## YOUR GOAL
Copy all the material that follows, keeping every character the same.

+++ DATASET +++

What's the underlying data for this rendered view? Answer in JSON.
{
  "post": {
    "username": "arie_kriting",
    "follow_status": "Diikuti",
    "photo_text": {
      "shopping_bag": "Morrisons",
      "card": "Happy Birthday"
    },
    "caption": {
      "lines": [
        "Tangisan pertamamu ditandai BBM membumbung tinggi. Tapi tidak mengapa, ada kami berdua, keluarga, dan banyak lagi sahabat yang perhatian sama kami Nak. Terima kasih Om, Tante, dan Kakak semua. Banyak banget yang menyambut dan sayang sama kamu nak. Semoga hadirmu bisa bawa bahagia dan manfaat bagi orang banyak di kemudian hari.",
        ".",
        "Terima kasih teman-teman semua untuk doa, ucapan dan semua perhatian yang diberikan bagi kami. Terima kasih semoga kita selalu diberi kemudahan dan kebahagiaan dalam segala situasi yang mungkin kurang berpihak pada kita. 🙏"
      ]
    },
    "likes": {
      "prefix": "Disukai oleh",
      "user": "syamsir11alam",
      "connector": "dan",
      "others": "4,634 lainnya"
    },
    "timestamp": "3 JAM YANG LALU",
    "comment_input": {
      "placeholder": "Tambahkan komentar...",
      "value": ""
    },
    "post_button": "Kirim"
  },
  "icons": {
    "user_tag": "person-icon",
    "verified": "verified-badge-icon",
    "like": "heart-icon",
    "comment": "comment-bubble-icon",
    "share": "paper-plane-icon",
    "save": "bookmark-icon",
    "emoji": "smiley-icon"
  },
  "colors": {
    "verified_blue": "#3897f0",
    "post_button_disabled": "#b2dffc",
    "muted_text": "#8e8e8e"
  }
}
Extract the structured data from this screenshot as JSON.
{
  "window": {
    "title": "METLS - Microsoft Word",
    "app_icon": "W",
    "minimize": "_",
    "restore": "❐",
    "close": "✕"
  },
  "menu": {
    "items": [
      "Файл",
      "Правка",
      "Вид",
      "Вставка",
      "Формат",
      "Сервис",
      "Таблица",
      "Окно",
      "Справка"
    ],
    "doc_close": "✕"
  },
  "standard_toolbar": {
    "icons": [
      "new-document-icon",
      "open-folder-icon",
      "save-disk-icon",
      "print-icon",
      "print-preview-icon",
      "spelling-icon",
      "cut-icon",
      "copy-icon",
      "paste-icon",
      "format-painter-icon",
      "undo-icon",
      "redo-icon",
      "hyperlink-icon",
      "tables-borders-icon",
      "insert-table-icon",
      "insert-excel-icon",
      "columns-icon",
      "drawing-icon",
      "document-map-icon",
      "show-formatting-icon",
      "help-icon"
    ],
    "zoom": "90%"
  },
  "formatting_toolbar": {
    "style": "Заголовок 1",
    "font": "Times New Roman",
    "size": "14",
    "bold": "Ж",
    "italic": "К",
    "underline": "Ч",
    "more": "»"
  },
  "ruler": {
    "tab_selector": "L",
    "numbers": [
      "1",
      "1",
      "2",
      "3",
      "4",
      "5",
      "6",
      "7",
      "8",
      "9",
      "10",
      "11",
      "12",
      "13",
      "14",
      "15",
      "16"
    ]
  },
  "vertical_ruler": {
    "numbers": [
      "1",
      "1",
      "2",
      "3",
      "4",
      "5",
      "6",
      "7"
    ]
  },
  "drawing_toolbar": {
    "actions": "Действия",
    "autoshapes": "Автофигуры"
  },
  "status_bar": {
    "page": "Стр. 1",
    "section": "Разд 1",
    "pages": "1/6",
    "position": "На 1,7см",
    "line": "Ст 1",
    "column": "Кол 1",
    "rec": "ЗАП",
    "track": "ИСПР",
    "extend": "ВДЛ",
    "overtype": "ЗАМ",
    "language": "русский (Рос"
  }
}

+++

## TASK RESPONSE
What's the underlying data for this rendered view? Answer in JSON.
{
  "post": {
    "username": "arie_kriting",
    "follow_status": "Diikuti",
    "photo_text": {
      "shopping_bag": "Morrisons",
      "card": "Happy Birthday"
    },
    "caption": {
      "lines": [
        "Tangisan pertamamu ditandai BBM membumbung tinggi. Tapi tidak mengapa, ada kami berdua, keluarga, dan banyak lagi sahabat yang perhatian sama kami Nak. Terima kasih Om, Tante, dan Kakak semua. Banyak banget yang menyambut dan sayang sama kamu nak. Semoga hadirmu bisa bawa bahagia dan manfaat bagi orang banyak di kemudian hari.",
        ".",
        "Terima kasih teman-teman semua untuk doa, ucapan dan semua perhatian yang diberikan bagi kami. Terima kasih semoga kita selalu diberi kemudahan dan kebahagiaan dalam segala situasi yang mungkin kurang berpihak pada kita. 🙏"
      ]
    },
    "likes": {
      "prefix": "Disukai oleh",
      "user": "syamsir11alam",
      "connector": "dan",
      "others": "4,634 lainnya"
    },
    "timestamp": "3 JAM YANG LALU",
    "comment_input": {
      "placeholder": "Tambahkan komentar...",
      "value": ""
    },
    "post_button": "Kirim"
  },
  "icons": {
    "user_tag": "person-icon",
    "verified": "verified-badge-icon",
    "like": "heart-icon",
    "comment": "comment-bubble-icon",
    "share": "paper-plane-icon",
    "save": "bookmark-icon",
    "emoji": "smiley-icon"
  },
  "colors": {
    "verified_blue": "#3897f0",
    "post_button_disabled": "#b2dffc",
    "muted_text": "#8e8e8e"
  }
}
Extract the structured data from this screenshot as JSON.
{
  "window": {
    "title": "METLS - Microsoft Word",
    "app_icon": "W",
    "minimize": "_",
    "restore": "❐",
    "close": "✕"
  },
  "menu": {
    "items": [
      "Файл",
      "Правка",
      "Вид",
      "Вставка",
      "Формат",
      "Сервис",
      "Таблица",
      "Окно",
      "Справка"
    ],
    "doc_close": "✕"
  },
  "standard_toolbar": {
    "icons": [
      "new-document-icon",
      "open-folder-icon",
      "save-disk-icon",
      "print-icon",
      "print-preview-icon",
      "spelling-icon",
      "cut-icon",
      "copy-icon",
      "paste-icon",
      "format-painter-icon",
      "undo-icon",
      "redo-icon",
      "hyperlink-icon",
      "tables-borders-icon",
      "insert-table-icon",
      "insert-excel-icon",
      "columns-icon",
      "drawing-icon",
      "document-map-icon",
      "show-formatting-icon",
      "help-icon"
    ],
    "zoom": "90%"
  },
  "formatting_toolbar": {
    "style": "Заголовок 1",
    "font": "Times New Roman",
    "size": "14",
    "bold": "Ж",
    "italic": "К",
    "underline": "Ч",
    "more": "»"
  },
  "ruler": {
    "tab_selector": "L",
    "numbers": [
      "1",
      "1",
      "2",
      "3",
      "4",
      "5",
      "6",
      "7",
      "8",
      "9",
      "10",
      "11",
      "12",
      "13",
      "14",
      "15",
      "16"
    ]
  },
  "vertical_ruler": {
    "numbers": [
      "1",
      "1",
      "2",
      "3",
      "4",
      "5",
      "6",
      "7"
    ]
  },
  "drawing_toolbar": {
    "actions": "Действия",
    "autoshapes": "Автофигуры"
  },
  "status_bar": {
    "page": "Стр. 1",
    "section": "Разд 1",
    "pages": "1/6",
    "position": "На 1,7см",
    "line": "Ст 1",
    "column": "Кол 1",
    "rec": "ЗАП",
    "track": "ИСПР",
    "extend": "ВДЛ",
    "overtype": "ЗАМ",
    "language": "русский (Рос"
  }
}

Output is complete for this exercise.